• What the task requires: Copy each line where the word "close" occurs.

• Provided entries:
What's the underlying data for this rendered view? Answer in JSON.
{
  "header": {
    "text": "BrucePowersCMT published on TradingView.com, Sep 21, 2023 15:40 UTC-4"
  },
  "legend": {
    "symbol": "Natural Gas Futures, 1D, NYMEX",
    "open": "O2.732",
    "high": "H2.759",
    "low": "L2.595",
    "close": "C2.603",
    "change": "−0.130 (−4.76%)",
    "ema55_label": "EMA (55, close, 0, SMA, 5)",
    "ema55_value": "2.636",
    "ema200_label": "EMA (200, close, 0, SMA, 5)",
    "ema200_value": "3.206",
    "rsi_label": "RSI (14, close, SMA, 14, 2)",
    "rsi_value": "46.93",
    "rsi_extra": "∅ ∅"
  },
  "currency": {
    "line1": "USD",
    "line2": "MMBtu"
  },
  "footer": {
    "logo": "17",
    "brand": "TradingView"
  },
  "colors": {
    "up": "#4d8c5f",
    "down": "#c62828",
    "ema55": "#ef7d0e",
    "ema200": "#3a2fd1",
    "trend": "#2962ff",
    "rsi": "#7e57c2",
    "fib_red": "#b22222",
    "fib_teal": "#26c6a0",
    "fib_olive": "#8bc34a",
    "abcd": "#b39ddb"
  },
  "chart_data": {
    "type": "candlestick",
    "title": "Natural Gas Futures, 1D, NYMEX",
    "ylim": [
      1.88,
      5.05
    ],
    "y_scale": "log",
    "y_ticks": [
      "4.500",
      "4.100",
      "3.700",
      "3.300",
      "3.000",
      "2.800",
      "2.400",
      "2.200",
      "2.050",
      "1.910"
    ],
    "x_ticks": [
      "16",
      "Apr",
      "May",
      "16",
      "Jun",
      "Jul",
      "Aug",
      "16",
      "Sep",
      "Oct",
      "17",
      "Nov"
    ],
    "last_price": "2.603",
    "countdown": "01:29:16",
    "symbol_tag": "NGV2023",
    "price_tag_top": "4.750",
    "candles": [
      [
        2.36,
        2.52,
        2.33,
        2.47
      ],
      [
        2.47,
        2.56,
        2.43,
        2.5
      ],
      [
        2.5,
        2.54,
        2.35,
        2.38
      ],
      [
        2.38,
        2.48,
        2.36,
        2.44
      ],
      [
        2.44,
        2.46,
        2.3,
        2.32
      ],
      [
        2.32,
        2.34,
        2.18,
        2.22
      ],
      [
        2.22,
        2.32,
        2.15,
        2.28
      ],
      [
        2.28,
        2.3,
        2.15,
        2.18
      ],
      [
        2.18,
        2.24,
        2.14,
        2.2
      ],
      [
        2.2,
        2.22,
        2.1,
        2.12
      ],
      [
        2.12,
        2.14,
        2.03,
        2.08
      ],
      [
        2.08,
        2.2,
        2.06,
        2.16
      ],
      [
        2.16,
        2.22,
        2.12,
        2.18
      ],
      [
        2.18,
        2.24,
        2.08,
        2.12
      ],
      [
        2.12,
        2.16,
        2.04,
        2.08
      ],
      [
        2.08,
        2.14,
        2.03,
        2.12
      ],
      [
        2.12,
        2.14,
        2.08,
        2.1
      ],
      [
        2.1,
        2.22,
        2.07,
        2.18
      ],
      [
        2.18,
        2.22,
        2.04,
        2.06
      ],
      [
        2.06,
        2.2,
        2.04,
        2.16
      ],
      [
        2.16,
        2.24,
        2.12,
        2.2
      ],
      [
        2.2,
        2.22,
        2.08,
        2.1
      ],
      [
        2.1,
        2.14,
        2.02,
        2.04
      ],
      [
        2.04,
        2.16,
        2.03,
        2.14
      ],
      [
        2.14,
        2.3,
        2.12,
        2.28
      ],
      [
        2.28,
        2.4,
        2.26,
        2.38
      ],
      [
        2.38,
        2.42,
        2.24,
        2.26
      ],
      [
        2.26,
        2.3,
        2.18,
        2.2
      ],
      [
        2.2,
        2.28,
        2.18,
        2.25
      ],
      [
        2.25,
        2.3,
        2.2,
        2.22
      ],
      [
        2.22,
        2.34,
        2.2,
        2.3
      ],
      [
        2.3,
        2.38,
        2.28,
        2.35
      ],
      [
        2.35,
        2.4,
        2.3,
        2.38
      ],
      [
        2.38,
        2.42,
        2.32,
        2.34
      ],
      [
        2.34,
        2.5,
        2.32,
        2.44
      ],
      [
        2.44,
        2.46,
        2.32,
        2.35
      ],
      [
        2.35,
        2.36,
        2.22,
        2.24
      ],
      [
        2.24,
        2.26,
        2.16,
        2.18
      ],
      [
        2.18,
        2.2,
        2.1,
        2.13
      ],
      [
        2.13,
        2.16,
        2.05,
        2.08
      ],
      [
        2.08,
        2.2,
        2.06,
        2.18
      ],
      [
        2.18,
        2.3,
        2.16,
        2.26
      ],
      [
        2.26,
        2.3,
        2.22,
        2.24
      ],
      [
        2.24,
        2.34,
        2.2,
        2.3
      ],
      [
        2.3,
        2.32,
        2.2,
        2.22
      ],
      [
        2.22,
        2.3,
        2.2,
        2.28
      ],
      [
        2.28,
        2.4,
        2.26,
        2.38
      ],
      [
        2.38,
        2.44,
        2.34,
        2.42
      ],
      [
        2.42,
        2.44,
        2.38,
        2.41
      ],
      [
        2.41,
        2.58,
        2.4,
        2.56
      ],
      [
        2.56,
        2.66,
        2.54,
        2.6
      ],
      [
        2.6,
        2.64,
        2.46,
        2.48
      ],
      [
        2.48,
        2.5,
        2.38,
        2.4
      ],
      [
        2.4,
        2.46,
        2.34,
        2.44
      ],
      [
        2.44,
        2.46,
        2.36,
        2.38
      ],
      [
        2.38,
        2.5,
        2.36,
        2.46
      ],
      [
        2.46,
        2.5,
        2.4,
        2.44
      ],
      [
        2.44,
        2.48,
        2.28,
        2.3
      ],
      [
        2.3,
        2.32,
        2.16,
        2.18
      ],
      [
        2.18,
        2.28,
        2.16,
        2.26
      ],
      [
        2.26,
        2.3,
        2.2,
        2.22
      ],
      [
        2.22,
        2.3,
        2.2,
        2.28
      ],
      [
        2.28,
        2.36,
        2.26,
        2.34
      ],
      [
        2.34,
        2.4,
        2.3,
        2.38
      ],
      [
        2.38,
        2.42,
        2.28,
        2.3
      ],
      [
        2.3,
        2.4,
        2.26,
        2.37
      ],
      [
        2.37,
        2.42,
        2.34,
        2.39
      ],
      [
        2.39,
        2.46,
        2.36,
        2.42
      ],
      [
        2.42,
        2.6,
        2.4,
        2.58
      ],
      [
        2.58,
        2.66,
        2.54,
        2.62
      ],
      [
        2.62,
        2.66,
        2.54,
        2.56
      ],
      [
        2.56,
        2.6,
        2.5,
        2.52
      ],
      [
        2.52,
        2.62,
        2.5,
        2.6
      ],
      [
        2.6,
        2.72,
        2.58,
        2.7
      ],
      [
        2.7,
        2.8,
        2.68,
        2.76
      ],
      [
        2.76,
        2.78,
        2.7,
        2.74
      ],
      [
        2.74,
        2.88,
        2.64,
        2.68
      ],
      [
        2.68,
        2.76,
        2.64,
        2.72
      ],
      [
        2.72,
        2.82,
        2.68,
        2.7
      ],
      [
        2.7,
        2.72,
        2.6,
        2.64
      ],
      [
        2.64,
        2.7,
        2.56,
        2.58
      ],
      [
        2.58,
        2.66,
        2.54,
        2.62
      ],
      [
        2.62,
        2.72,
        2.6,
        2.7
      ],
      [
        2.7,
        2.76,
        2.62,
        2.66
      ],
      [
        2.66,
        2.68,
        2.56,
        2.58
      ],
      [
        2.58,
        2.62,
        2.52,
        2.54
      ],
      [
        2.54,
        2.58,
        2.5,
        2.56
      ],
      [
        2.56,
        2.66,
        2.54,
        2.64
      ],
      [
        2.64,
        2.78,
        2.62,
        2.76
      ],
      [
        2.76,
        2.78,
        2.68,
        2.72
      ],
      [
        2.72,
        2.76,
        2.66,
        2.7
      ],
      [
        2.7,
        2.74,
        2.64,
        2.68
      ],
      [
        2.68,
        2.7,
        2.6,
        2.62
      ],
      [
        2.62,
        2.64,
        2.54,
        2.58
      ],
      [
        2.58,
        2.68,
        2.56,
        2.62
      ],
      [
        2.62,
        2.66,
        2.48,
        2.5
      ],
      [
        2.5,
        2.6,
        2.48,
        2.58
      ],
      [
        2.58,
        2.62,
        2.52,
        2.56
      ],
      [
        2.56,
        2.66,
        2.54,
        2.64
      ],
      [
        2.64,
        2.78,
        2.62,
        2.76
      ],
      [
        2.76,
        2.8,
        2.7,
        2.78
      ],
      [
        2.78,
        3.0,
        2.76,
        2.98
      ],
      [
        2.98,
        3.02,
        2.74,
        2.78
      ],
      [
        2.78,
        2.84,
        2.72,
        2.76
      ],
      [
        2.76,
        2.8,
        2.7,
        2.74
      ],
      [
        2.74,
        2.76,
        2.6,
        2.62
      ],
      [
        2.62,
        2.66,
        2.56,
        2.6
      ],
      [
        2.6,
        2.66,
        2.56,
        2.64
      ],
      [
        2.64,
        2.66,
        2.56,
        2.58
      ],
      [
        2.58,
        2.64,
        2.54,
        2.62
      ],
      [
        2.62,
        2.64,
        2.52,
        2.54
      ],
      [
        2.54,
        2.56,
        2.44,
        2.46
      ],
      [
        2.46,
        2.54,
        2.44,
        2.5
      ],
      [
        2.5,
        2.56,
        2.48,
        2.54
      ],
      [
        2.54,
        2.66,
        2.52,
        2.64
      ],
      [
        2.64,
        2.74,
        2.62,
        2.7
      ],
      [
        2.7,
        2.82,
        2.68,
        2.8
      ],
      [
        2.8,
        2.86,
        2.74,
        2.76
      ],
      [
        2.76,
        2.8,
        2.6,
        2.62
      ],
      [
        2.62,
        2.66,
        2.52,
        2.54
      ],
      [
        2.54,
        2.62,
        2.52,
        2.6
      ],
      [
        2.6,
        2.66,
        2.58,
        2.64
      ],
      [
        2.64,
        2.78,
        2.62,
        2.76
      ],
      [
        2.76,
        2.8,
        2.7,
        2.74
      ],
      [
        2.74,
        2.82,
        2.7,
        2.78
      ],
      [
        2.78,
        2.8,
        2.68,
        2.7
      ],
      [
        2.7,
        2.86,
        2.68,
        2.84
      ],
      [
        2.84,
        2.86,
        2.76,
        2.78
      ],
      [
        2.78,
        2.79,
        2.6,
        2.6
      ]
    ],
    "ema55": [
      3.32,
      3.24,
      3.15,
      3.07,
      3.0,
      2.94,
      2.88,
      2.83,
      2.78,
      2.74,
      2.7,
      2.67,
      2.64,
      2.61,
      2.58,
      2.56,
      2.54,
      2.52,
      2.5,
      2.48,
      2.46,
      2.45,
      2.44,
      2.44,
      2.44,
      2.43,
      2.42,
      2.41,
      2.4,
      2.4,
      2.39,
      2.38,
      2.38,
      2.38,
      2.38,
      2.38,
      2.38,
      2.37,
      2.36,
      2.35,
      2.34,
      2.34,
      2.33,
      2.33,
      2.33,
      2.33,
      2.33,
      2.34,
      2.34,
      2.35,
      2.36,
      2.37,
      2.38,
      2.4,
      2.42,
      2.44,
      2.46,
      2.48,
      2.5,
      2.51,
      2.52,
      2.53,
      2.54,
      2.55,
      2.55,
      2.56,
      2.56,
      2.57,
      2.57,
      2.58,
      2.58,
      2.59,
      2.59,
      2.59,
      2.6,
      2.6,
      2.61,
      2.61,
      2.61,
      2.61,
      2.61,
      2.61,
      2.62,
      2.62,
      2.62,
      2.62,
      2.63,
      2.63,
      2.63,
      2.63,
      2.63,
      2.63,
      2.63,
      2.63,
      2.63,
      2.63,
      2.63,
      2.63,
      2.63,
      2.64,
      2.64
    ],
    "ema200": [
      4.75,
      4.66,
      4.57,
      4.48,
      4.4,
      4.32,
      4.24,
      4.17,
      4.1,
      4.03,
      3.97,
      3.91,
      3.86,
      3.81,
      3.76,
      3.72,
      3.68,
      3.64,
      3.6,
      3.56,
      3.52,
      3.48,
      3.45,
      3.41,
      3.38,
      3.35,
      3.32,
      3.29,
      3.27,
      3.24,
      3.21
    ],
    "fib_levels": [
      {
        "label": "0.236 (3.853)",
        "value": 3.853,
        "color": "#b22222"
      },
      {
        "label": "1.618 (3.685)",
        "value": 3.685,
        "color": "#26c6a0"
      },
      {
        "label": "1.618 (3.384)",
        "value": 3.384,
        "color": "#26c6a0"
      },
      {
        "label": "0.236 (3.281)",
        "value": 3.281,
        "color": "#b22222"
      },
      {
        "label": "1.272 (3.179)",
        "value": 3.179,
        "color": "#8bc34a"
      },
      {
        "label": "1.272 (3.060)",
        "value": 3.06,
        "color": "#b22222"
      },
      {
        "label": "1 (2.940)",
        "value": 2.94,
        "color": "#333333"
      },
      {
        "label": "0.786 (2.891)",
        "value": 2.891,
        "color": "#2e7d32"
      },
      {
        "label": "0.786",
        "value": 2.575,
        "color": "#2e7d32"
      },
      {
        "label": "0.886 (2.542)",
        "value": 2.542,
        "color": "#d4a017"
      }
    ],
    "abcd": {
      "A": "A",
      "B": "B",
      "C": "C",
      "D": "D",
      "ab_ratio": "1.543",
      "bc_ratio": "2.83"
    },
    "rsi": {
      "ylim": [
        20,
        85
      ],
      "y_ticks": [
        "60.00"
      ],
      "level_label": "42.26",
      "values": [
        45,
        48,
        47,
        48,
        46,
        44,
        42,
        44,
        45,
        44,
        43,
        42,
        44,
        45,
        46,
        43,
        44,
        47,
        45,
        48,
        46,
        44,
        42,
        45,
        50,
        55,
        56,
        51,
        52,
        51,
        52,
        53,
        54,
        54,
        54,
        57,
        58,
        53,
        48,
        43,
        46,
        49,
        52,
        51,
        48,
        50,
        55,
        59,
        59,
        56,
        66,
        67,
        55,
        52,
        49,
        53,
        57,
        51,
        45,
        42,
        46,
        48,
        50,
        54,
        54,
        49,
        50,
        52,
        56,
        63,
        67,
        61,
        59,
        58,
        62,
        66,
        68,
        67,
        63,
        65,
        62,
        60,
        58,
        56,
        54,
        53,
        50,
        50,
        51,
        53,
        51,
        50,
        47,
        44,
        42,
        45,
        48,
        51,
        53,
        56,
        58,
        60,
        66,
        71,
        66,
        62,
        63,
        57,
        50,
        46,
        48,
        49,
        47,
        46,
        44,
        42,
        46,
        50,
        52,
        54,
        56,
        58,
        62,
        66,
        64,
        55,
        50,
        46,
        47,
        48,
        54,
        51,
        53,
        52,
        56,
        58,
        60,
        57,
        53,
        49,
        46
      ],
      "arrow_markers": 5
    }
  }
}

• Reply to the exercise:
    "close": "C2.603",
    "ema55_label": "EMA (55, close, 0, SMA, 5)",
    "ema200_label": "EMA (200, close, 0, SMA, 5)",
    "rsi_label": "RSI (14, close, SMA, 14, 2)",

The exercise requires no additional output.